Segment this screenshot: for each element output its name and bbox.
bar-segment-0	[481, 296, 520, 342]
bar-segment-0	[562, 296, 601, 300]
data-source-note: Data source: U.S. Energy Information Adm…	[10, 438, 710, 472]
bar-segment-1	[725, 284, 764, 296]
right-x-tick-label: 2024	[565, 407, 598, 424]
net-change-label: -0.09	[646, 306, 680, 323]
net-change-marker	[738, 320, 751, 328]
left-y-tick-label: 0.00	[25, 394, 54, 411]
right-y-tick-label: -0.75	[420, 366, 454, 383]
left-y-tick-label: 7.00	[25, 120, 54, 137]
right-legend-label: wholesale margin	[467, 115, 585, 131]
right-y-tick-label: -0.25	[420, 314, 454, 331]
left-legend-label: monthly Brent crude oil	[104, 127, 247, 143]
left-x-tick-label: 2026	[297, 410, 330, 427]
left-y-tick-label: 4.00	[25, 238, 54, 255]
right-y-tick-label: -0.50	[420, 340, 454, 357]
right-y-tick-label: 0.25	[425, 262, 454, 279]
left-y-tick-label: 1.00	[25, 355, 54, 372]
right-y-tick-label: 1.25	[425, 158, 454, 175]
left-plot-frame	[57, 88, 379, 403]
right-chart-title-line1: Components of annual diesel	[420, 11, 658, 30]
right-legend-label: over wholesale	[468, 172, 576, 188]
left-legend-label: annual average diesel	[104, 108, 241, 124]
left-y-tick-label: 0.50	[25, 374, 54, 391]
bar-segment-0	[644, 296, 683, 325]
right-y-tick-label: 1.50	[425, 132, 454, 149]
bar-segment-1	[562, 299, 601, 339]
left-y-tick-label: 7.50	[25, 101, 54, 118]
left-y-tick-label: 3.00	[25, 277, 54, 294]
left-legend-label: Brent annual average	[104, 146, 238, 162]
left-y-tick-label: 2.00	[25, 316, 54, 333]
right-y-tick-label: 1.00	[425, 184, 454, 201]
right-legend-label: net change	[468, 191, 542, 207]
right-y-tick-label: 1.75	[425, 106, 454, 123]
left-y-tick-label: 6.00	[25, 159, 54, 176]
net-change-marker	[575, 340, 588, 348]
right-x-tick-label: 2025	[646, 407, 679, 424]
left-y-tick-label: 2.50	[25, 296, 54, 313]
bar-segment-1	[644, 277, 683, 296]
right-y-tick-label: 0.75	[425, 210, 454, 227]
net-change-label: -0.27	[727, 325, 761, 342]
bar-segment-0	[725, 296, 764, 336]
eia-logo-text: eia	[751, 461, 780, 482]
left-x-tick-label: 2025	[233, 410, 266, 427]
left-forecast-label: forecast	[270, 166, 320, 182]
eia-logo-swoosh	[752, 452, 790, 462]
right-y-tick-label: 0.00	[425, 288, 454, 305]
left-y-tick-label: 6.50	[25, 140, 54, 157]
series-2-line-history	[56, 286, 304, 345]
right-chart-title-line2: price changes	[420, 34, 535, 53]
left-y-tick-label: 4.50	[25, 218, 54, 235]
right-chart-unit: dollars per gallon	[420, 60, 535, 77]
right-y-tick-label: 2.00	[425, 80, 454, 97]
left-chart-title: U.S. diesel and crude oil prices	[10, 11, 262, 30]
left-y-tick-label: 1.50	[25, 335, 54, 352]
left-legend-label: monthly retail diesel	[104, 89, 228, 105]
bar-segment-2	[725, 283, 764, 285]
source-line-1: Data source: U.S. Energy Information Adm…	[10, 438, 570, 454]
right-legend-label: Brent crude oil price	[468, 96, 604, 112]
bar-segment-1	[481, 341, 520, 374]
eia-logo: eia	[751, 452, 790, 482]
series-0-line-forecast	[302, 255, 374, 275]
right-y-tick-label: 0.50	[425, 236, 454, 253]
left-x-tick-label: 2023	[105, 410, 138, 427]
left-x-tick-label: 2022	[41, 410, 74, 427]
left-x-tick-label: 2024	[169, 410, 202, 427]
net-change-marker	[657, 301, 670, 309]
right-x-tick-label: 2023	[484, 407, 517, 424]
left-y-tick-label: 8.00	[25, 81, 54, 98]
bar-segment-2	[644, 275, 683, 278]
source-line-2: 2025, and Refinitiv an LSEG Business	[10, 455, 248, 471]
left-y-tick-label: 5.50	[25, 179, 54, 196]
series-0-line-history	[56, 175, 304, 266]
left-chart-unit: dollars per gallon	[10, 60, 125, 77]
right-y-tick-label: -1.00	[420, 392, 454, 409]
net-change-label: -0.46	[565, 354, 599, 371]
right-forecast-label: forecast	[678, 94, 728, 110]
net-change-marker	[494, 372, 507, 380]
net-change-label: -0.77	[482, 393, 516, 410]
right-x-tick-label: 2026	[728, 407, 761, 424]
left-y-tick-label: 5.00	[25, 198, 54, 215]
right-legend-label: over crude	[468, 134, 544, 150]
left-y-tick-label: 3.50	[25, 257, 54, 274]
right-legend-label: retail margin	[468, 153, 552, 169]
---
* What you have to do *
Reproduce the listing verbatim, beginning at its first line and stopping after the line that contains "210, 454, 227]".

* Task solution *
Segment this screenshot: for each element output its name and bbox.
bar-segment-0	[481, 296, 520, 342]
bar-segment-0	[562, 296, 601, 300]
data-source-note: Data source: U.S. Energy Information Adm…	[10, 438, 710, 472]
bar-segment-1	[725, 284, 764, 296]
right-x-tick-label: 2024	[565, 407, 598, 424]
net-change-label: -0.09	[646, 306, 680, 323]
net-change-marker	[738, 320, 751, 328]
left-y-tick-label: 0.00	[25, 394, 54, 411]
right-y-tick-label: -0.75	[420, 366, 454, 383]
left-y-tick-label: 7.00	[25, 120, 54, 137]
right-legend-label: wholesale margin	[467, 115, 585, 131]
right-y-tick-label: -0.25	[420, 314, 454, 331]
left-legend-label: monthly Brent crude oil	[104, 127, 247, 143]
left-x-tick-label: 2026	[297, 410, 330, 427]
left-y-tick-label: 4.00	[25, 238, 54, 255]
right-y-tick-label: -0.50	[420, 340, 454, 357]
right-y-tick-label: 0.25	[425, 262, 454, 279]
left-y-tick-label: 1.00	[25, 355, 54, 372]
right-y-tick-label: 1.25	[425, 158, 454, 175]
left-plot-frame	[57, 88, 379, 403]
right-chart-title-line1: Components of annual diesel	[420, 11, 658, 30]
right-legend-label: over wholesale	[468, 172, 576, 188]
left-legend-label: annual average diesel	[104, 108, 241, 124]
left-y-tick-label: 0.50	[25, 374, 54, 391]
bar-segment-0	[644, 296, 683, 325]
right-y-tick-label: 1.50	[425, 132, 454, 149]
bar-segment-1	[562, 299, 601, 339]
left-y-tick-label: 7.50	[25, 101, 54, 118]
left-y-tick-label: 3.00	[25, 277, 54, 294]
left-legend-label: Brent annual average	[104, 146, 238, 162]
left-y-tick-label: 2.00	[25, 316, 54, 333]
right-y-tick-label: 1.00	[425, 184, 454, 201]
right-legend-label: net change	[468, 191, 542, 207]
right-y-tick-label: 1.75	[425, 106, 454, 123]
left-y-tick-label: 6.00	[25, 159, 54, 176]
net-change-marker	[575, 340, 588, 348]
right-x-tick-label: 2025	[646, 407, 679, 424]
left-y-tick-label: 2.50	[25, 296, 54, 313]
bar-segment-1	[644, 277, 683, 296]
right-y-tick-label: 0.75	[425, 210, 454, 227]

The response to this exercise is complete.